= Aim of the exercise =
Which lines contain the word "text"? Return each of them as written.

= Data for this exercise =
+-------+
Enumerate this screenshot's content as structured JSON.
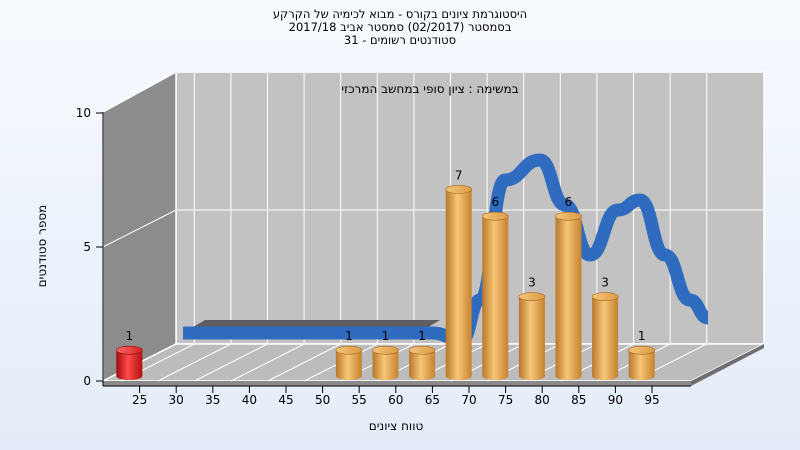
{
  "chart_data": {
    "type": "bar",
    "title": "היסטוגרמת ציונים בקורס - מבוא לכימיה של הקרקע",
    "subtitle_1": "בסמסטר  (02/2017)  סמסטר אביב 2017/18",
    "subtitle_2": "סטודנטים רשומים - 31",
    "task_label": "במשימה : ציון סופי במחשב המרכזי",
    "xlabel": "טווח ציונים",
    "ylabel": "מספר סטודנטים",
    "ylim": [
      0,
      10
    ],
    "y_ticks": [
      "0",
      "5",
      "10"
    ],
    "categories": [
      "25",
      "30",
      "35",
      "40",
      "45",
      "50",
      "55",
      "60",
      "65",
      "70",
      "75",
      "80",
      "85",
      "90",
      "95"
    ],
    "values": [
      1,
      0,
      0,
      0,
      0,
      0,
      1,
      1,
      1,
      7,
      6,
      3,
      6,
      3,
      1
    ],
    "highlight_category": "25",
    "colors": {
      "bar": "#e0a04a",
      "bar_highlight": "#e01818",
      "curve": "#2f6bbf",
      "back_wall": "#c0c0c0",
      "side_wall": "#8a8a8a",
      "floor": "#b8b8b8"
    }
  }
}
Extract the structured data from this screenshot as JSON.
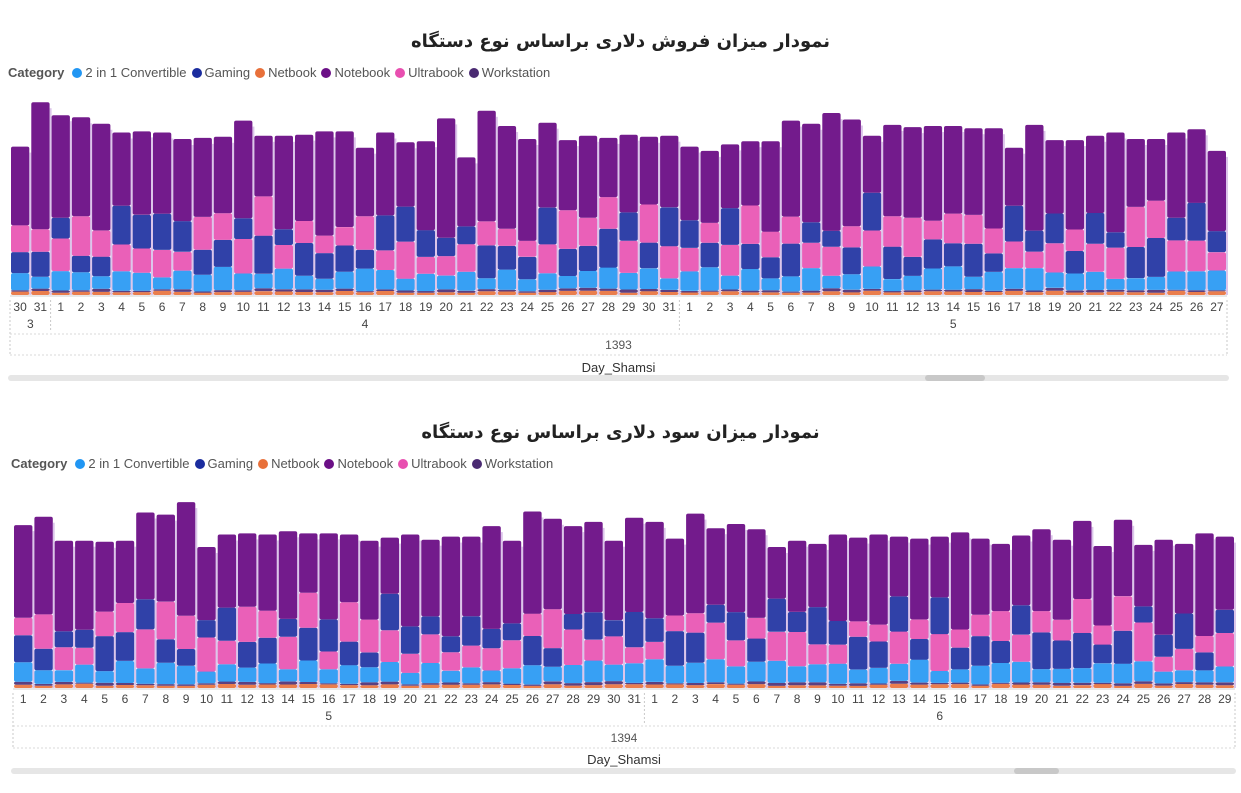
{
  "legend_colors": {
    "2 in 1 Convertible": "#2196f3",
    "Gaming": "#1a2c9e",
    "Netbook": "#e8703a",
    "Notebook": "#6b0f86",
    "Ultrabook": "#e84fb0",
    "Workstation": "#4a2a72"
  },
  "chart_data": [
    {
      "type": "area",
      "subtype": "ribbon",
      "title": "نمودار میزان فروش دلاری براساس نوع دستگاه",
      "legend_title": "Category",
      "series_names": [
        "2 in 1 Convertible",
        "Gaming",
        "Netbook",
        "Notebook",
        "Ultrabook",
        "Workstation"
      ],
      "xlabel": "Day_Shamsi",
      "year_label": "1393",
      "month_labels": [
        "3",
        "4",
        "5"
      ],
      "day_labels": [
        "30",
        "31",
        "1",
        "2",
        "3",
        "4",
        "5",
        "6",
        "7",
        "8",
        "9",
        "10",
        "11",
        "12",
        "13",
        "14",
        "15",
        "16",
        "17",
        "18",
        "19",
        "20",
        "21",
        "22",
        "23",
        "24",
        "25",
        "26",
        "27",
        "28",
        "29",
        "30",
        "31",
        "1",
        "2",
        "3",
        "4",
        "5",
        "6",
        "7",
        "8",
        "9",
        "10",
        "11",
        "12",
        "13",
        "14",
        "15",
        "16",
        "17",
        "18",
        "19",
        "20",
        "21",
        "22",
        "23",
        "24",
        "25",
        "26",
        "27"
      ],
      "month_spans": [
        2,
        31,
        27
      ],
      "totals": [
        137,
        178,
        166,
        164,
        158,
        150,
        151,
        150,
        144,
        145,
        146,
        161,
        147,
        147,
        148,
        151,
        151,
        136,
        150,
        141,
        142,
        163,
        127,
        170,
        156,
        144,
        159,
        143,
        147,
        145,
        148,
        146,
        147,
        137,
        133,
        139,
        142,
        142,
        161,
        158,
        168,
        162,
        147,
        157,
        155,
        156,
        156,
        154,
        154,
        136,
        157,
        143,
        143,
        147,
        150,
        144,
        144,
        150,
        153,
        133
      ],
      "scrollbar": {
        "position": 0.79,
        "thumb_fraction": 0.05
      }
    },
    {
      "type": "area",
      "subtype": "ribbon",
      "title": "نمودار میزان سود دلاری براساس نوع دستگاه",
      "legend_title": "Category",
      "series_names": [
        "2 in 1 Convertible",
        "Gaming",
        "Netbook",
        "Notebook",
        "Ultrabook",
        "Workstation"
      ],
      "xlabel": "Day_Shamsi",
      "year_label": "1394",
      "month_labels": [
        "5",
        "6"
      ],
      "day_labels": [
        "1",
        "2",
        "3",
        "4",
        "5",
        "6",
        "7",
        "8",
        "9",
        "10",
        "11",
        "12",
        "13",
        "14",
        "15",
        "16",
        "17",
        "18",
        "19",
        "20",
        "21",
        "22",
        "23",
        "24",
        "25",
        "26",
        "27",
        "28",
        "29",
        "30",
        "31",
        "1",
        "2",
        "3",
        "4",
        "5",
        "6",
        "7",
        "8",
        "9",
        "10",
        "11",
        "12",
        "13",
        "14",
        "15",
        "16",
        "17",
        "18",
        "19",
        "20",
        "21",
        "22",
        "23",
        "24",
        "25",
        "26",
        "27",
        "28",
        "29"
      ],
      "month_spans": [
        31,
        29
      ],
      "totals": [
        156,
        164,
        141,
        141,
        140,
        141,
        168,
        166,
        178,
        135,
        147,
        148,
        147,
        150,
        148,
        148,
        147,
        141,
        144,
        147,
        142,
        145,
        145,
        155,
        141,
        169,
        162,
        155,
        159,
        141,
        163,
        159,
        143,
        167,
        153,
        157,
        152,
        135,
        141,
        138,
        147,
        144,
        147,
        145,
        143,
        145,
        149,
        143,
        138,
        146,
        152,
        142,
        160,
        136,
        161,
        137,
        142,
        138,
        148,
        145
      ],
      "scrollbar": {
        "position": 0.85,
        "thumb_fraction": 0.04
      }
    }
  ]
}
+-------+
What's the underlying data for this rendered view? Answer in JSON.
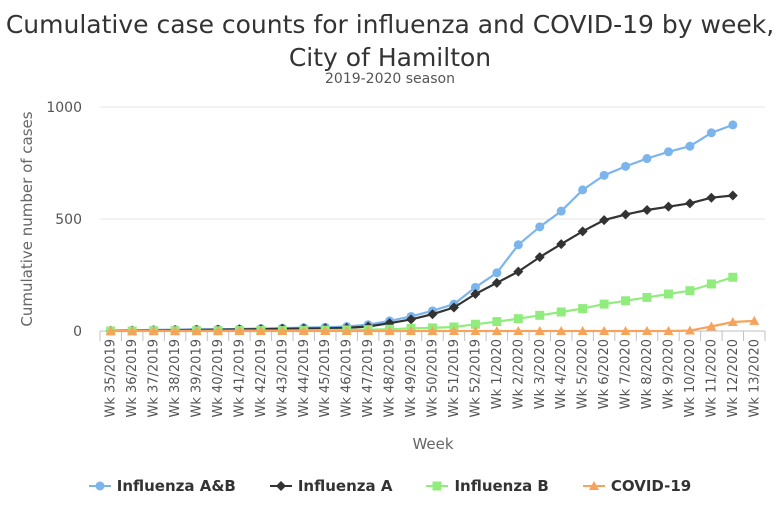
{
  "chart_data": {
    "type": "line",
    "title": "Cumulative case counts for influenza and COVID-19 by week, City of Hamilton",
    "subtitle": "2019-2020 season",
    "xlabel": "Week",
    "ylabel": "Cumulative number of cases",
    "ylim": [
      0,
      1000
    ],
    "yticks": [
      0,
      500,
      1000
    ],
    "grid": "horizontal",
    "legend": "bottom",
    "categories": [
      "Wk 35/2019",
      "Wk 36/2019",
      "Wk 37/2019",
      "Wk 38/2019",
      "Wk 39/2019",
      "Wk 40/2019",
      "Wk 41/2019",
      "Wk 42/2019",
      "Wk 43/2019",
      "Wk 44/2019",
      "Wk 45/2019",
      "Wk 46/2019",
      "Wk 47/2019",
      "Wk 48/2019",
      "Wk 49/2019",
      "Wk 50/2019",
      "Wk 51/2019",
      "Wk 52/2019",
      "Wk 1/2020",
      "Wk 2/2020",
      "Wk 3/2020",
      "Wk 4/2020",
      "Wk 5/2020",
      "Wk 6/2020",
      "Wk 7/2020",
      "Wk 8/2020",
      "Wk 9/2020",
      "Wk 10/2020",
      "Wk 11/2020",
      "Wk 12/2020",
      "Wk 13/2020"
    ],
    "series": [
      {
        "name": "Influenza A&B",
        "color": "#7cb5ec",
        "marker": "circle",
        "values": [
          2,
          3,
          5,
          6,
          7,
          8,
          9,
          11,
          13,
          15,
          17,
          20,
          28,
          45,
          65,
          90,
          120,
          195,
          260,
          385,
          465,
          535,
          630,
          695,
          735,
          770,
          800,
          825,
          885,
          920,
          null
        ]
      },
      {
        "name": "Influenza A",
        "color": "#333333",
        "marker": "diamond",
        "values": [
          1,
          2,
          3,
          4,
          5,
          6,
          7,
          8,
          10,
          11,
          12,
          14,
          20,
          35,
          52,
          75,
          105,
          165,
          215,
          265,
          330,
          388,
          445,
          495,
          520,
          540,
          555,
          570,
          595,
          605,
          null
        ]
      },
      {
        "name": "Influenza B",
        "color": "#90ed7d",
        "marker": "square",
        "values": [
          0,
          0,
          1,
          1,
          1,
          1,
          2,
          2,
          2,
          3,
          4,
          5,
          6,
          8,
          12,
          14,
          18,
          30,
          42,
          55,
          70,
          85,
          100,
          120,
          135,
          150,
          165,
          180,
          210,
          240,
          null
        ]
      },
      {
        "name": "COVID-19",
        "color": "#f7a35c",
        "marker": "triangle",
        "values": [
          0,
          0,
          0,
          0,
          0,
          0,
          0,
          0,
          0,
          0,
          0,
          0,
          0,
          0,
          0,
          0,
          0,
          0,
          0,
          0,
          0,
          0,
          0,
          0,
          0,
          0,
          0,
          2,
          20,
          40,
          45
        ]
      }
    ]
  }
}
+-------+
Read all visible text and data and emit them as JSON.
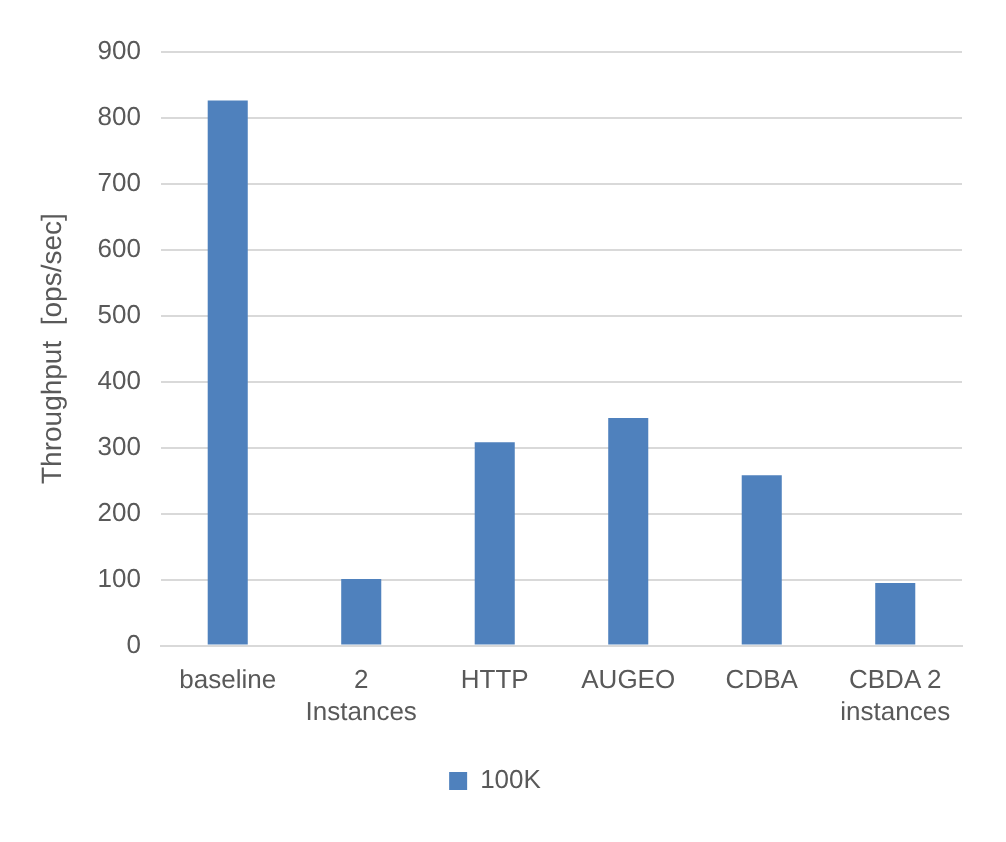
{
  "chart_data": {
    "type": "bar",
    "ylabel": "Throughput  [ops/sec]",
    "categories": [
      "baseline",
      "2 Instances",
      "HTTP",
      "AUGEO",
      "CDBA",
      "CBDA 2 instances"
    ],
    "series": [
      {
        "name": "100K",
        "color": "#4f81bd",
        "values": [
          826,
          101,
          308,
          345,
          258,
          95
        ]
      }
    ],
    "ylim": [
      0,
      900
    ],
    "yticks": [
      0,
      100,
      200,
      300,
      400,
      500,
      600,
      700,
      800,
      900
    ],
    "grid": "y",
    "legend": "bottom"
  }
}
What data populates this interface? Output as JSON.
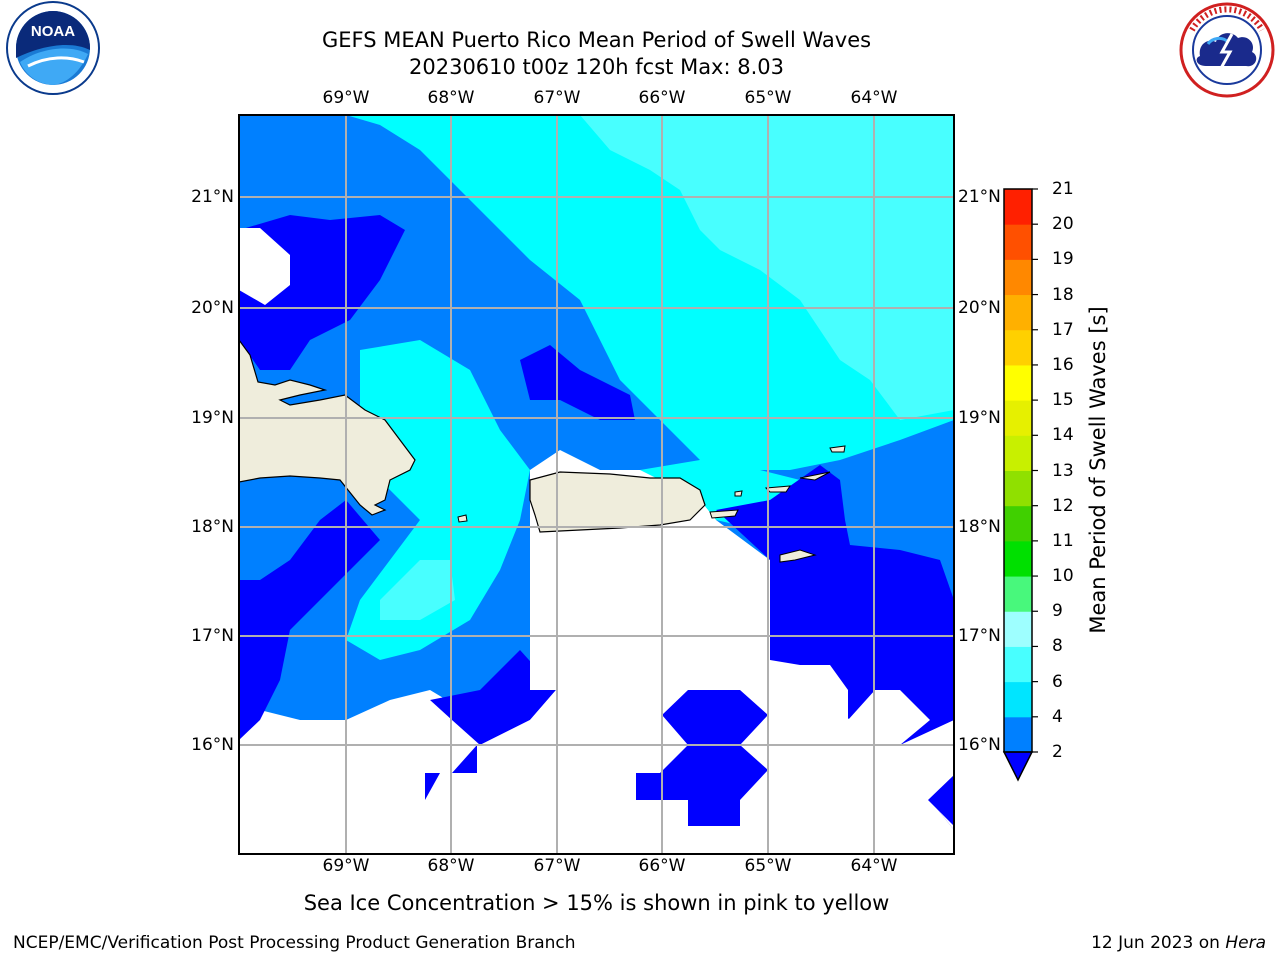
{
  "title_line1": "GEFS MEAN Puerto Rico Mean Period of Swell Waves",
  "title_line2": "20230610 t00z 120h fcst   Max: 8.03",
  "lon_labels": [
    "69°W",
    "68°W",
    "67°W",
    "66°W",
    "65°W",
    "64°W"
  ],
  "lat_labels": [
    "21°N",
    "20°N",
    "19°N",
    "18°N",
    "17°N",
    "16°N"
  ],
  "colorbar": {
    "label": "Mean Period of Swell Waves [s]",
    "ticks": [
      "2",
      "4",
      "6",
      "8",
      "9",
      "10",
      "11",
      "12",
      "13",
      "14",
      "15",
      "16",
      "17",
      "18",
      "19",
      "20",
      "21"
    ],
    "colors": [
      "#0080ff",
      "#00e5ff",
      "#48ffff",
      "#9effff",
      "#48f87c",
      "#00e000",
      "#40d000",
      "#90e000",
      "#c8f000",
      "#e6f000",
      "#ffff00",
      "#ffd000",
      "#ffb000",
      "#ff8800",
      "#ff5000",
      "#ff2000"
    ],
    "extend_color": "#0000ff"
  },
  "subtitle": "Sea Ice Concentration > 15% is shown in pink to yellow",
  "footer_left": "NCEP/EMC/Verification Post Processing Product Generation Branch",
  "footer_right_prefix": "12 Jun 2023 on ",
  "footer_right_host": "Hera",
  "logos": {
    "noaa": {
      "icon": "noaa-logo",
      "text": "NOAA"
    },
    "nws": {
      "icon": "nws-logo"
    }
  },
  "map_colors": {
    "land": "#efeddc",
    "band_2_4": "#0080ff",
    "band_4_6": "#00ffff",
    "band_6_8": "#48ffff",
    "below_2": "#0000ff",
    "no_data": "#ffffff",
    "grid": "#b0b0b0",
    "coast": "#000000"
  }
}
+-------+
= Reply =
Read all visible text and data and emit them as JSON.
      "text": "NOAA"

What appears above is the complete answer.